(Quoted text):
--------

#SAD! Doonesbury in the Time of Trump. By G.B. Trudeau. Andrews
McMeel. $16.99.
Imagine the furor – a furor fueled by and
filled with glee – at this Trump tweet: “I should own all land and buildings in
NY! Decide what gets built where! Who lives where! Who pays how much!
#MakeNYGreatAgain!” How Doonesbury
would go to town over that one! So why didn’t
Garry Trudeau make a big deal about it? Well, because the statements (modified
only slightly, and without the hashtag) actually came not from Donald Trump but
from Bill de Blasio, a hyper-liberal mayor so popular in New York City that he
won re-election in 2017 with 66.5% of the vote. De Blasio even said (on
November 28, 2018) that his strong “socialistic impulse” to have government own
and control all property, determining who lives where and at what price, is
reinforced every day by his constituents.
There is immense comic fodder in that, and
the fact that it never appeared or could appear in the Doonesbury universe is a key both to Trudeau’s popularity and to
his limitations. Like great satirists of yore – Jonathan Swift and Alexander
Pope come to mind, although both wrote far more stylishly than Trudeau does –
Trudeau hammers home the same point of view again and again, shining the
glaring light of his perceived truth on areas he considers to be filled with
darkness and falsehood. Like satirical cartoonists of the past such as Thomas
Nast – who was a better artist, albeit in a somewhat different medium – Trudeau
digs and digs and picks and picks at sociopolitical scabs, although Nast
genuinely wanted change and successfully brought it about, while Trudeau seeks
mainly to complain as loudly as possible about discerned wrongs and wrongdoing
and be the mouthpiece for his many like-minded followers.
Those followers will very much enjoy #SAD! Doonesbury in the Time of Trump,
and will enjoy being able to understand all of it – which will not be so easy
for any casual reader. Trudeau’s superb caricatures are mixed here, as they
always are, with a Doonesbury
trademark: invented cartoon characters reflecting specific aspects of society,
such as “Jimmy Crow” for the supposedly revived popularity of long-gone “Jim
Crow” laws; even “Mr. Jay,” a talking marijuana joint drawn in
underground-comic style, makes a token appearance in this book. Casual readers
will have trouble figuring this out. Even more confusing are the ways Trump
creates hilarious (to those “in the know”) but puzzling (to those not “in the
know”) representations of individuals. For example, former California Governor
Arnold Schwarzenegger, who is
Austrian-American, is seen in Doonesbury
only as a gigantic, well-muscled arm and hand, and is repeatedly referred to as
“the Gröpenfuhrer.” That is, for those “in the know,” an
amusingly snide reference to his ways with women. It is also deeply offensive,
since it is a pun on “Gruppenführer,” a Nazi paramilitary rank. To understand
just how offensive this is to someone of Austrian heritage, imagine telling a
white person who dislikes spending a lot of money that he or she is a
“cheapskate,” while telling a black person that he or she is “niggardly.” The
words mean the same thing, but choosing to apply a specific one under specific
circumstances would surely cause some people to take offense. But not Doonesbury fans in the case of
Schwarzenegger. Those unfamiliar with the multi-decade evolution of Trudeau’s
strip will not know what to make of the talking arm at all (it is actually a
bit of homage to Al Capp of Li’l Abner fame:
he invented a crimefighter named Jack Jawbreaker, portrayed only as a muscular
arm).

--------

(Input rows):
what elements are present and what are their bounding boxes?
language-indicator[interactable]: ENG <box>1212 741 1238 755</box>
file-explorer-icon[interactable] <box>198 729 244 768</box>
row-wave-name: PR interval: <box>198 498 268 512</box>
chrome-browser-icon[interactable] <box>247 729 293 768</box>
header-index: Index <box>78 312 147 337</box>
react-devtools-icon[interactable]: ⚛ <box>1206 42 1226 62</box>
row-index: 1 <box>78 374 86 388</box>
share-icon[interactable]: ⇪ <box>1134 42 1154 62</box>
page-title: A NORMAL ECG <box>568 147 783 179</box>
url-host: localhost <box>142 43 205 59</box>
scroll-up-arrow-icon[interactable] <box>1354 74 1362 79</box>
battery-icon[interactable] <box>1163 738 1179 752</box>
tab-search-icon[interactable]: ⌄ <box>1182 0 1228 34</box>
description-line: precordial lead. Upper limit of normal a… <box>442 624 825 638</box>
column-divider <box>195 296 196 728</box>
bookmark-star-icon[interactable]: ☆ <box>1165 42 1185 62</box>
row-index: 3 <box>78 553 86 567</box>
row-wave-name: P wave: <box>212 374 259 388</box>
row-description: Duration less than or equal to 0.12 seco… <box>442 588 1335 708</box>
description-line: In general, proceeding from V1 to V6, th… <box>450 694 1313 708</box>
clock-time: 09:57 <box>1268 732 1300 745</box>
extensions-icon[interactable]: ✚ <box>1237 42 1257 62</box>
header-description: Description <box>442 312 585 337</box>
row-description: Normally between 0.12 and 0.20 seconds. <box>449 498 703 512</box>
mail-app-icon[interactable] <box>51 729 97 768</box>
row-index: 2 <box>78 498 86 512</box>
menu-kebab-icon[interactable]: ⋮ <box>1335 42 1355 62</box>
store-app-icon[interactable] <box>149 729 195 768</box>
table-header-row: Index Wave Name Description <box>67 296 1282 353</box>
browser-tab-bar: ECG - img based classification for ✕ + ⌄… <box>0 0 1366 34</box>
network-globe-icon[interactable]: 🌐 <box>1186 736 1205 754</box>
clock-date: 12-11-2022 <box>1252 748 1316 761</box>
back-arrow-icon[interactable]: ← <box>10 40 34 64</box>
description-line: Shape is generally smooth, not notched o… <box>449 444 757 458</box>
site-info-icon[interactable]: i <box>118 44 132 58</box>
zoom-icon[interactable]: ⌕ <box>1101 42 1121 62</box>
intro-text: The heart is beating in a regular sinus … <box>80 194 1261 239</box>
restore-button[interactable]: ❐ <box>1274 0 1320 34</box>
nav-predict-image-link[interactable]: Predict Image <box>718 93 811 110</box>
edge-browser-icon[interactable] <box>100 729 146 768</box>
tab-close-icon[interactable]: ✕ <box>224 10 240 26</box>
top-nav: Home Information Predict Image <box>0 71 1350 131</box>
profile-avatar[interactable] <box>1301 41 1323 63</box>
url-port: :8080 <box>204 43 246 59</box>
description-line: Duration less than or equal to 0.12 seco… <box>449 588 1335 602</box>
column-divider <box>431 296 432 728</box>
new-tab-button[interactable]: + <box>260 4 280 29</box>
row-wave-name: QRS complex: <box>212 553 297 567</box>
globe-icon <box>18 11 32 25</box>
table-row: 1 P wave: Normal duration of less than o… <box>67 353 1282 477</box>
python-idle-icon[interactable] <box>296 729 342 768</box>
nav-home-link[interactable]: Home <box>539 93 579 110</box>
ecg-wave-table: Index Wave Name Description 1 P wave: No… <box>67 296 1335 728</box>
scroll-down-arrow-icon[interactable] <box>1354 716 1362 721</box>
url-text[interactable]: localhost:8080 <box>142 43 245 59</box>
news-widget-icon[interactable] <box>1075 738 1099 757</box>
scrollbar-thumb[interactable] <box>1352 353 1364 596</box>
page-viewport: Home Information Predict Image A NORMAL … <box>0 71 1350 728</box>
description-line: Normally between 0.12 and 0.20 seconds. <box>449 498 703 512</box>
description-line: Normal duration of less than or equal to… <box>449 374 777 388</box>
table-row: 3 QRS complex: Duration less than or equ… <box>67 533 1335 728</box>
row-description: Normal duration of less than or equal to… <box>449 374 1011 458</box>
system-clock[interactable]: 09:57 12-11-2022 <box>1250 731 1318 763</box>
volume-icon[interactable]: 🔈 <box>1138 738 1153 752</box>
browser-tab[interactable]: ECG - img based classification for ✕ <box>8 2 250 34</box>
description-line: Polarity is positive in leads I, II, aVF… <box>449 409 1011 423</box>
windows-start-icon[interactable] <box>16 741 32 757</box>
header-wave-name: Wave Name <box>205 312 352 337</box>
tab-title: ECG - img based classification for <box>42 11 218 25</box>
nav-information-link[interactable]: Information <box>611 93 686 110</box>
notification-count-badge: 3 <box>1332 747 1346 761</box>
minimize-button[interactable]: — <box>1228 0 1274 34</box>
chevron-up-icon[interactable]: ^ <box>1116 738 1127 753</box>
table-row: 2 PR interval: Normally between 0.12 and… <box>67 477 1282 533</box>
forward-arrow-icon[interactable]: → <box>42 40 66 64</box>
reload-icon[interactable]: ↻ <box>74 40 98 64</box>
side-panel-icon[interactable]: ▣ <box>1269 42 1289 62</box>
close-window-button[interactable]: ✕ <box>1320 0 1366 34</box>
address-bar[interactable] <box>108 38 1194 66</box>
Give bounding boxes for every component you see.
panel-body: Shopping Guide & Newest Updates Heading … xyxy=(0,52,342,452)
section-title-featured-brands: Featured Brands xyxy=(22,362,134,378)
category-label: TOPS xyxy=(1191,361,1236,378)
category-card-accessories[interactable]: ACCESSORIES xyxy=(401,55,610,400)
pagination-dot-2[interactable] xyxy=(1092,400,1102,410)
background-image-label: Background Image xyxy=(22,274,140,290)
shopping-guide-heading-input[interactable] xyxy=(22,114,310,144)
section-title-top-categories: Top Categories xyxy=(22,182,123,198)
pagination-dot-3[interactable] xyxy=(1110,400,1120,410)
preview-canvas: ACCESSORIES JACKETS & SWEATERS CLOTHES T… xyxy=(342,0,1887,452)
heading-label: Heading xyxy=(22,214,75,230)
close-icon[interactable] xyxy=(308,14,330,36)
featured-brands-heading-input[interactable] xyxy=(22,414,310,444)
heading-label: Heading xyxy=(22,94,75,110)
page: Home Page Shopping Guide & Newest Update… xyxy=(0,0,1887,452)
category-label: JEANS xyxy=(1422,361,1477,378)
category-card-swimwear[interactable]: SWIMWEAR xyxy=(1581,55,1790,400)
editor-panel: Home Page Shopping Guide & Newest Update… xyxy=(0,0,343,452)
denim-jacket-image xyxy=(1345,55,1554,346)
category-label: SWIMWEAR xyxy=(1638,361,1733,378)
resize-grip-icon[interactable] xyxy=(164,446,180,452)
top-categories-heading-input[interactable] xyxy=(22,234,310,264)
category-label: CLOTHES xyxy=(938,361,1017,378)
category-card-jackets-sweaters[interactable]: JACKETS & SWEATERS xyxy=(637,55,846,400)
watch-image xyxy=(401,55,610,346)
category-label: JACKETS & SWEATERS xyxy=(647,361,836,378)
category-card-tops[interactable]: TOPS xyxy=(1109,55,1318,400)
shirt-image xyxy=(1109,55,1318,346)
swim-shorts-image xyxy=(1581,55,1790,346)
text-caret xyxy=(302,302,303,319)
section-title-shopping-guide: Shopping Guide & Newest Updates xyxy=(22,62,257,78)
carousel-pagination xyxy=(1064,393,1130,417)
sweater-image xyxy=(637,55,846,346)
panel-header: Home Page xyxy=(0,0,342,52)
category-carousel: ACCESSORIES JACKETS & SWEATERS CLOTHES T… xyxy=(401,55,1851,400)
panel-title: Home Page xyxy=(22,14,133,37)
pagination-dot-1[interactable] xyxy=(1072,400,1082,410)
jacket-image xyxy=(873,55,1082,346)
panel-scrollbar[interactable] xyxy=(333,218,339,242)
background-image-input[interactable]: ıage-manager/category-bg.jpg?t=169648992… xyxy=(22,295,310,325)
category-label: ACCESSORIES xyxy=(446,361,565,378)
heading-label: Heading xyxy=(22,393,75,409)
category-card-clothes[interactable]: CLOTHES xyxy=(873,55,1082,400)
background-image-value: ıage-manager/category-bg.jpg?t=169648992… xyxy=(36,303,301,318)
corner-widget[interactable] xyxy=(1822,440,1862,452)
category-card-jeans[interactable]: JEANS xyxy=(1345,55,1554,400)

--------

(Given request 1): In the Doonesbury review, what share of the vote did Bill de Blasio win in his 2017 re-election?
(Given request 2): Copy out the records word for word, starting at the first line of the records and ending at the line that contains "header-description: Description <box>442".
The Doonesbury review and the records are unrelated material.

(Correct answer 1): 66.5%

(Correct answer 2):
what elements are present and what are their bounding boxes?
language-indicator[interactable]: ENG <box>1212 741 1238 755</box>
file-explorer-icon[interactable] <box>198 729 244 768</box>
row-wave-name: PR interval: <box>198 498 268 512</box>
chrome-browser-icon[interactable] <box>247 729 293 768</box>
header-index: Index <box>78 312 147 337</box>
react-devtools-icon[interactable]: ⚛ <box>1206 42 1226 62</box>
row-index: 1 <box>78 374 86 388</box>
share-icon[interactable]: ⇪ <box>1134 42 1154 62</box>
page-title: A NORMAL ECG <box>568 147 783 179</box>
url-host: localhost <box>142 43 205 59</box>
scroll-up-arrow-icon[interactable] <box>1354 74 1362 79</box>
battery-icon[interactable] <box>1163 738 1179 752</box>
tab-search-icon[interactable]: ⌄ <box>1182 0 1228 34</box>
description-line: precordial lead. Upper limit of normal a… <box>442 624 825 638</box>
column-divider <box>195 296 196 728</box>
bookmark-star-icon[interactable]: ☆ <box>1165 42 1185 62</box>
row-index: 3 <box>78 553 86 567</box>
row-wave-name: P wave: <box>212 374 259 388</box>
row-description: Duration less than or equal to 0.12 seco… <box>442 588 1335 708</box>
description-line: In general, proceeding from V1 to V6, th… <box>450 694 1313 708</box>
clock-time: 09:57 <box>1268 732 1300 745</box>
extensions-icon[interactable]: ✚ <box>1237 42 1257 62</box>
header-description: Description <box>442 312 585 337</box>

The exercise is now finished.